(Request): Scan the records below. List lines holding "même".
== Dataset records
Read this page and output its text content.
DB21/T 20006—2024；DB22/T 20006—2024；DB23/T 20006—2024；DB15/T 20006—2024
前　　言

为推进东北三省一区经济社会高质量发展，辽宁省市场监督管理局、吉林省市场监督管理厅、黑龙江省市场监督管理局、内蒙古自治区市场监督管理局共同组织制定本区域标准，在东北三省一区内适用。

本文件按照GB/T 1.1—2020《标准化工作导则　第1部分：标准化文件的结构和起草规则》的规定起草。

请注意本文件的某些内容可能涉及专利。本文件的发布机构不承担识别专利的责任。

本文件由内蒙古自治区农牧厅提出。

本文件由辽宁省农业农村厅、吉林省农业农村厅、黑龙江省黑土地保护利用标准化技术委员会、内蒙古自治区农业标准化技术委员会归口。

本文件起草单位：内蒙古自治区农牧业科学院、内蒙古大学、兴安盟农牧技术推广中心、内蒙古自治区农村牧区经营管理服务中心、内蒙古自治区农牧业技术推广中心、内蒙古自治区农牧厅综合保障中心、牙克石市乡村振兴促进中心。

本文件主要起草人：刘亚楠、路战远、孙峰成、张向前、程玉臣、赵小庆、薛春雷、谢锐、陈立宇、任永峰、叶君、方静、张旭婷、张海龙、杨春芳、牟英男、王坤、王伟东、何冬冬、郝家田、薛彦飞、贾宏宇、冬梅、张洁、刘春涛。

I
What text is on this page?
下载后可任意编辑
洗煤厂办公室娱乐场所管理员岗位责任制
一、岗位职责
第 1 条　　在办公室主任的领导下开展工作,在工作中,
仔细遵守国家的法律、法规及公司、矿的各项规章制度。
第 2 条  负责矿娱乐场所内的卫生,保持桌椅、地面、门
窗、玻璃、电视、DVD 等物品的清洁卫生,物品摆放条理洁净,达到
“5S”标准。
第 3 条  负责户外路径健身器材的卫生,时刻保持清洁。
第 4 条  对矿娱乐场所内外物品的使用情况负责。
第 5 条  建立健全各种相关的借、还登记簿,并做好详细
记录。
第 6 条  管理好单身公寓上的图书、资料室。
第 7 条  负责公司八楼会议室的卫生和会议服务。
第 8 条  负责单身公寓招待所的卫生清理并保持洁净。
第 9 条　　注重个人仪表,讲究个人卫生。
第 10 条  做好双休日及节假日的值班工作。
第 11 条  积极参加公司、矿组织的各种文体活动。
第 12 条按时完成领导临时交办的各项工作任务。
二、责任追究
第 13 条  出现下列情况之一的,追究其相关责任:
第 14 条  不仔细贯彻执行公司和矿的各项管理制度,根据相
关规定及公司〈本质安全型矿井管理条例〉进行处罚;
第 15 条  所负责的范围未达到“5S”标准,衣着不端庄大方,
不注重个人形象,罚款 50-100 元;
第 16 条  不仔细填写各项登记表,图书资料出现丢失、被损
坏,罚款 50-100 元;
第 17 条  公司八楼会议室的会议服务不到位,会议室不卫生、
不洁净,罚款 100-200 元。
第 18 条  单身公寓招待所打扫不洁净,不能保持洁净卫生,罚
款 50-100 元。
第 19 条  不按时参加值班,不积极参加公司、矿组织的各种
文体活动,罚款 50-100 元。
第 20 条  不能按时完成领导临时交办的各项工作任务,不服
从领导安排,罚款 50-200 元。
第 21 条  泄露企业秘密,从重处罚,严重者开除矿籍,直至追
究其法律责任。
====
== Dataset records
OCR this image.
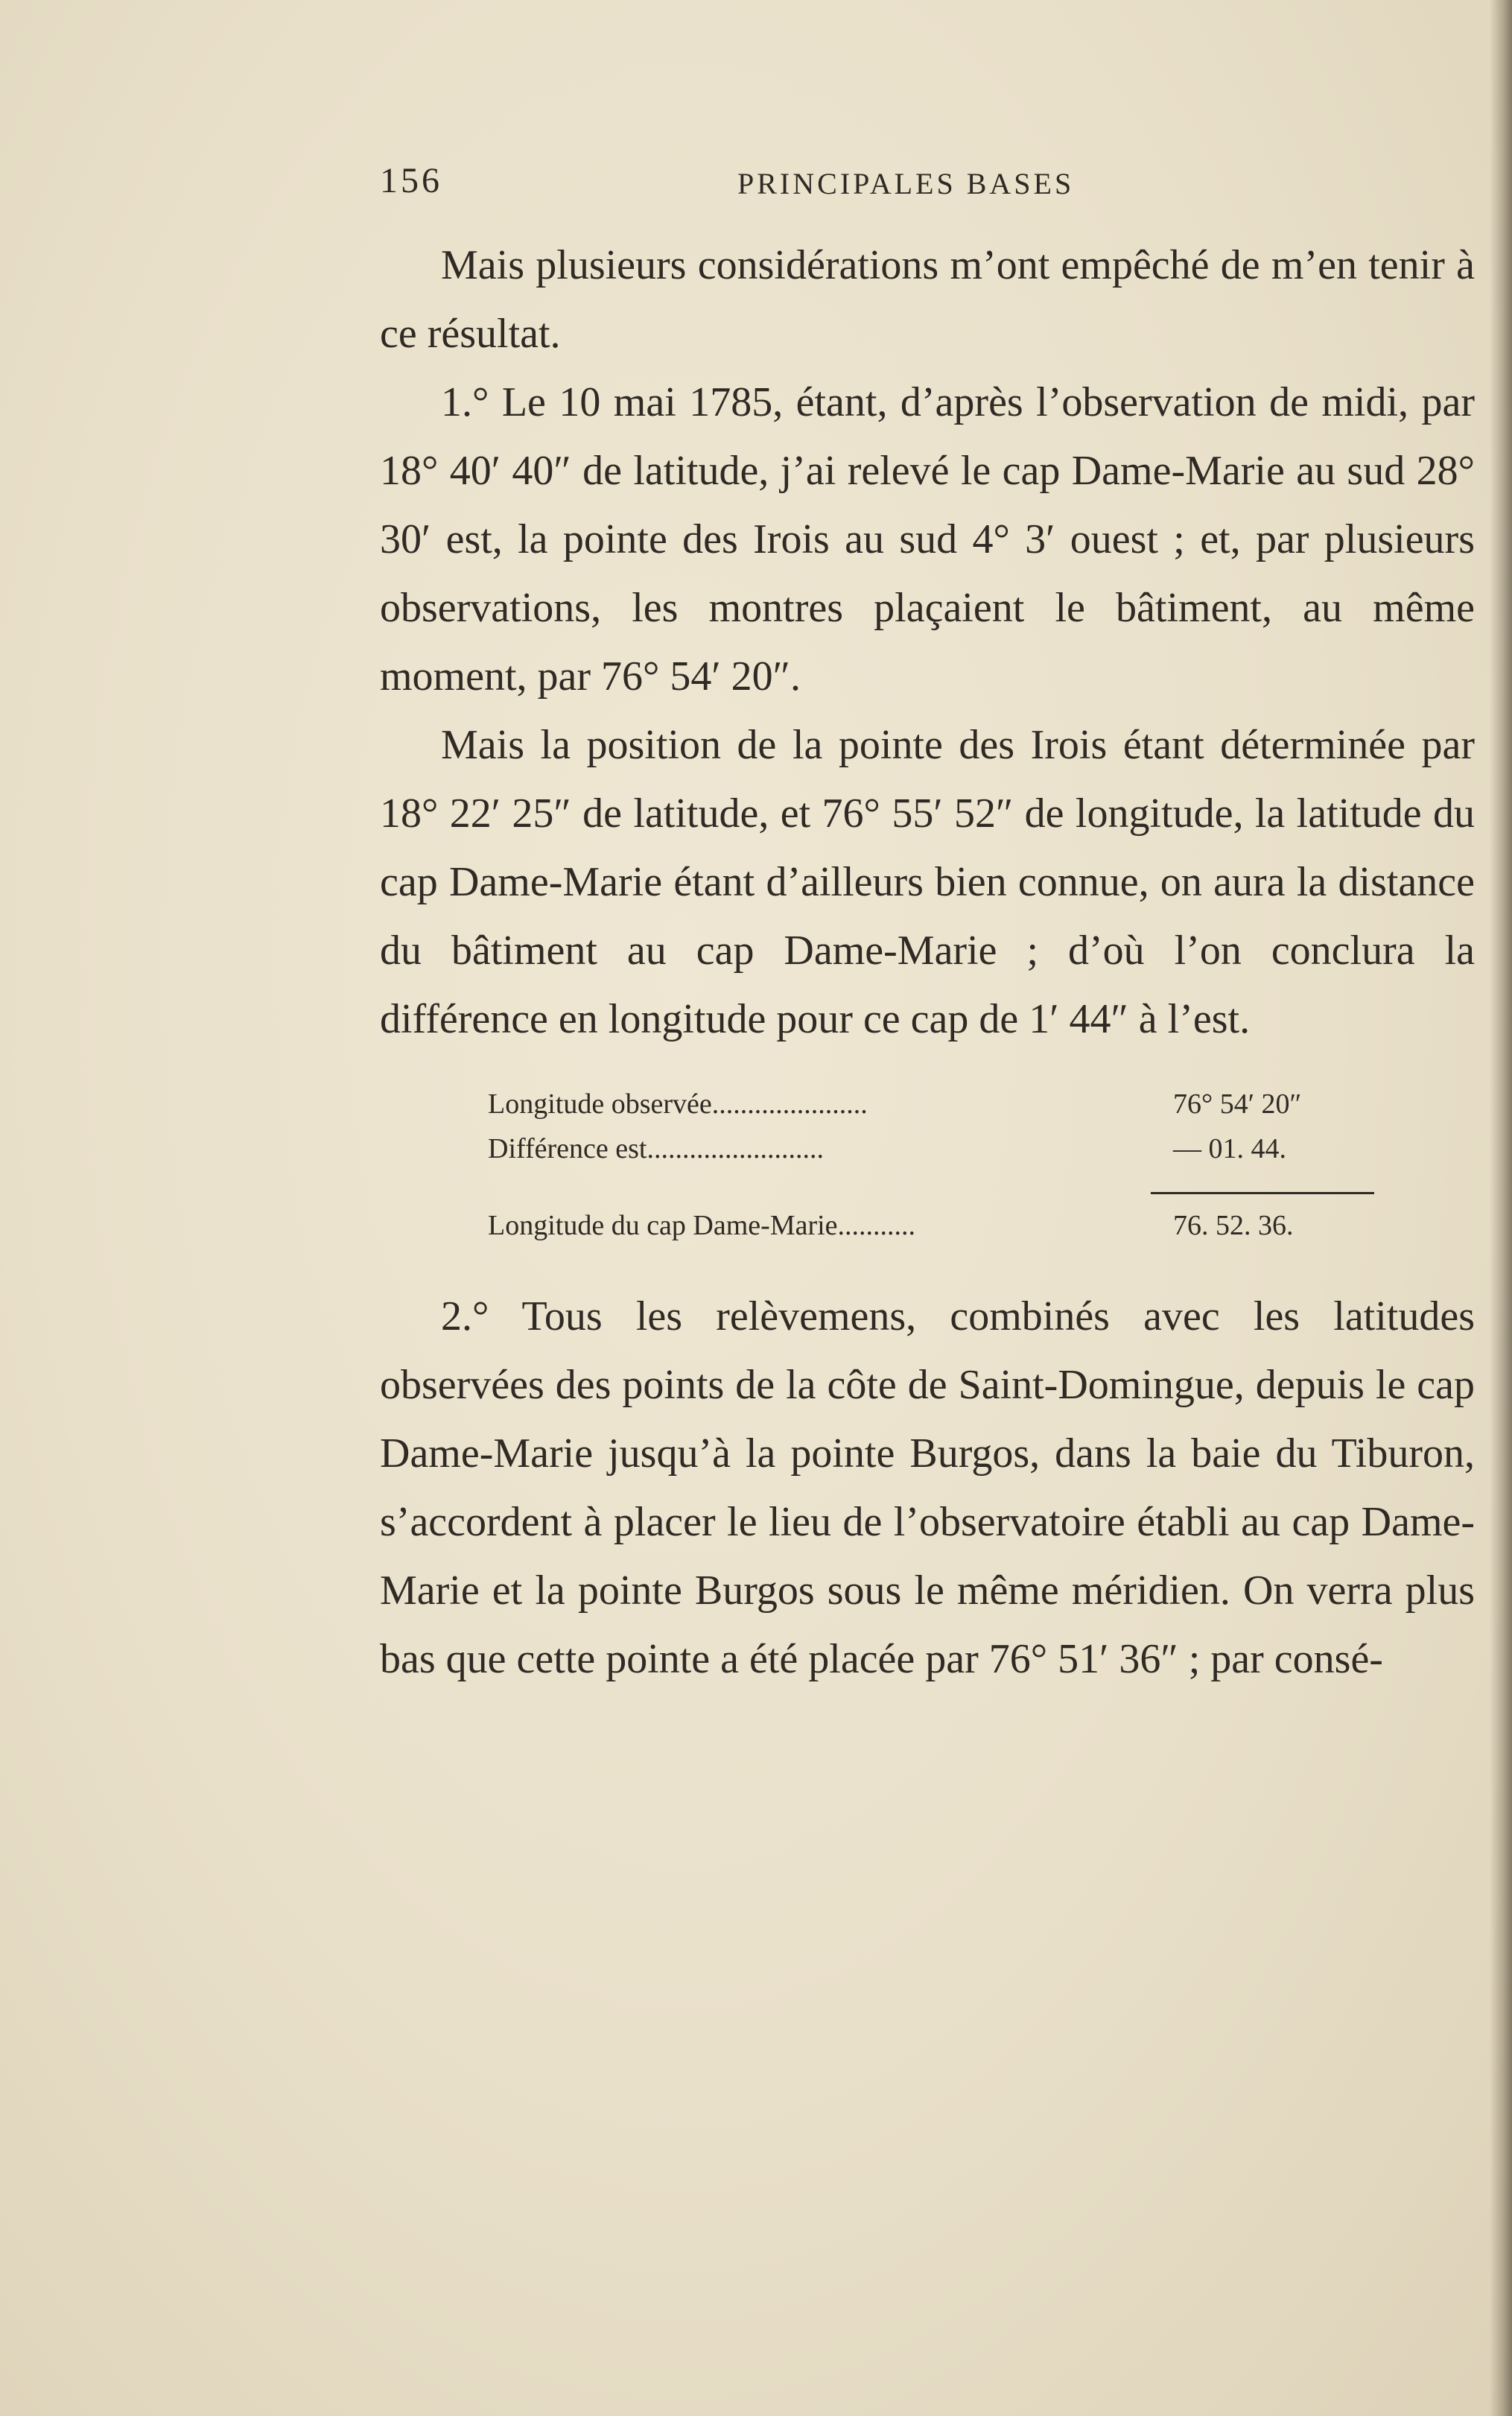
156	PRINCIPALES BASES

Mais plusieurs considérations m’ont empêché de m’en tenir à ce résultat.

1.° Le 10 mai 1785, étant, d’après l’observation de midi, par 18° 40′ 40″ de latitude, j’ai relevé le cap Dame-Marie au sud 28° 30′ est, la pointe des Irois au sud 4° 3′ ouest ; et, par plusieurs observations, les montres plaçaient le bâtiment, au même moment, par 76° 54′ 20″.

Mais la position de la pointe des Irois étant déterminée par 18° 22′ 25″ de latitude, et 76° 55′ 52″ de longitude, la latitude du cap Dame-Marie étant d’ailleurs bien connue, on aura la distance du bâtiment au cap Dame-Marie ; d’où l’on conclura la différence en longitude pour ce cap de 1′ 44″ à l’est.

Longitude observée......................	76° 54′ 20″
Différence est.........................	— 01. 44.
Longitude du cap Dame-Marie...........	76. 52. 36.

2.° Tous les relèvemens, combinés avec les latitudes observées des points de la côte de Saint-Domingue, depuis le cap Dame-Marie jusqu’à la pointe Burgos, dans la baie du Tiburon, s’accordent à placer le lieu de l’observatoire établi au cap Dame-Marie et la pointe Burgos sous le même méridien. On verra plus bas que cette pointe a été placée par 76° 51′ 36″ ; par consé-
====
(Solution to this problem):
1.° Le 10 mai 1785, étant, d’après l’observation de midi, par 18° 40′ 40″ de latitude, j’ai relevé le cap Dame-Marie au sud 28° 30′ est, la pointe des Irois au sud 4° 3′ ouest ; et, par plusieurs observations, les montres plaçaient le bâtiment, au même moment, par 76° 54′ 20″.
2.° Tous les relèvemens, combinés avec les latitudes observées des points de la côte de Saint-Domingue, depuis le cap Dame-Marie jusqu’à la pointe Burgos, dans la baie du Tiburon, s’accordent à placer le lieu de l’observatoire établi au cap Dame-Marie et la pointe Burgos sous le même méridien. On verra plus bas que cette pointe a été placée par 76° 51′ 36″ ; par consé-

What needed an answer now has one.